▸ Written request: Reproduce all of the material word for word.

▸ Data to use:
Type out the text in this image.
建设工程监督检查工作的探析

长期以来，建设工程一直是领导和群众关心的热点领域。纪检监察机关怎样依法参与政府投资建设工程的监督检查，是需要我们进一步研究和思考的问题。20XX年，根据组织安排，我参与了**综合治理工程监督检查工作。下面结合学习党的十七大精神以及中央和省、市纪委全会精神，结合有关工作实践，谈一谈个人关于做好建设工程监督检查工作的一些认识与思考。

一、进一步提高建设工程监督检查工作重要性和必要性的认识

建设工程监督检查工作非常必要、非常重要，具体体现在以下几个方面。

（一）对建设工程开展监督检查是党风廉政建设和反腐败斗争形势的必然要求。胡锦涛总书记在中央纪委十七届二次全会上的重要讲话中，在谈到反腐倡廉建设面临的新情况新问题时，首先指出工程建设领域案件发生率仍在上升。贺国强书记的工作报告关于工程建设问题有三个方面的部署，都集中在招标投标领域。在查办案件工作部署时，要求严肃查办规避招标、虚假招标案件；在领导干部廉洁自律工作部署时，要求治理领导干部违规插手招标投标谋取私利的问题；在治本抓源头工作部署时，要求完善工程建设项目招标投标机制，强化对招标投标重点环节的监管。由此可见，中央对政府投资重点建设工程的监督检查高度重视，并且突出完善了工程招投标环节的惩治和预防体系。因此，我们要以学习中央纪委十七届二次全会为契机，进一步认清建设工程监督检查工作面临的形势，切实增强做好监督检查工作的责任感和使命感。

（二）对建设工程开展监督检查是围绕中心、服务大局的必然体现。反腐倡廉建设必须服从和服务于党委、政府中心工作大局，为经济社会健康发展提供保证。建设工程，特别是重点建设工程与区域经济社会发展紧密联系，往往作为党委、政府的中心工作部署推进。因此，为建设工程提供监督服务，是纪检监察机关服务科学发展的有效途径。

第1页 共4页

▸ Output for this exercise:
Type out the text in this image.
建设工程监督检查工作的探析

长期以来，建设工程一直是领导和群众关心的热点领域。纪检监察机关怎样依法参与政府投资建设工程的监督检查，是需要我们进一步研究和思考的问题。20XX年，根据组织安排，我参与了**综合治理工程监督检查工作。下面结合学习党的十七大精神以及中央和省、市纪委全会精神，结合有关工作实践，谈一谈个人关于做好建设工程监督检查工作的一些认识与思考。

一、进一步提高建设工程监督检查工作重要性和必要性的认识

建设工程监督检查工作非常必要、非常重要，具体体现在以下几个方面。

（一）对建设工程开展监督检查是党风廉政建设和反腐败斗争形势的必然要求。胡锦涛总书记在中央纪委十七届二次全会上的重要讲话中，在谈到反腐倡廉建设面临的新情况新问题时，首先指出工程建设领域案件发生率仍在上升。贺国强书记的工作报告关于工程建设问题有三个方面的部署，都集中在招标投标领域。在查办案件工作部署时，要求严肃查办规避招标、虚假招标案件；在领导干部廉洁自律工作部署时，要求治理领导干部违规插手招标投标谋取私利的问题；在治本抓源头工作部署时，要求完善工程建设项目招标投标机制，强化对招标投标重点环节的监管。由此可见，中央对政府投资重点建设工程的监督检查高度重视，并且突出完善了工程招投标环节的惩治和预防体系。因此，我们要以学习中央纪委十七届二次全会为契机，进一步认清建设工程监督检查工作面临的形势，切实增强做好监督检查工作的责任感和使命感。

（二）对建设工程开展监督检查是围绕中心、服务大局的必然体现。反腐倡廉建设必须服从和服务于党委、政府中心工作大局，为经济社会健康发展提供保证。建设工程，特别是重点建设工程与区域经济社会发展紧密联系，往往作为党委、政府的中心工作部署推进。因此，为建设工程提供监督服务，是纪检监察机关服务科学发展的有效途径。

第1页 共4页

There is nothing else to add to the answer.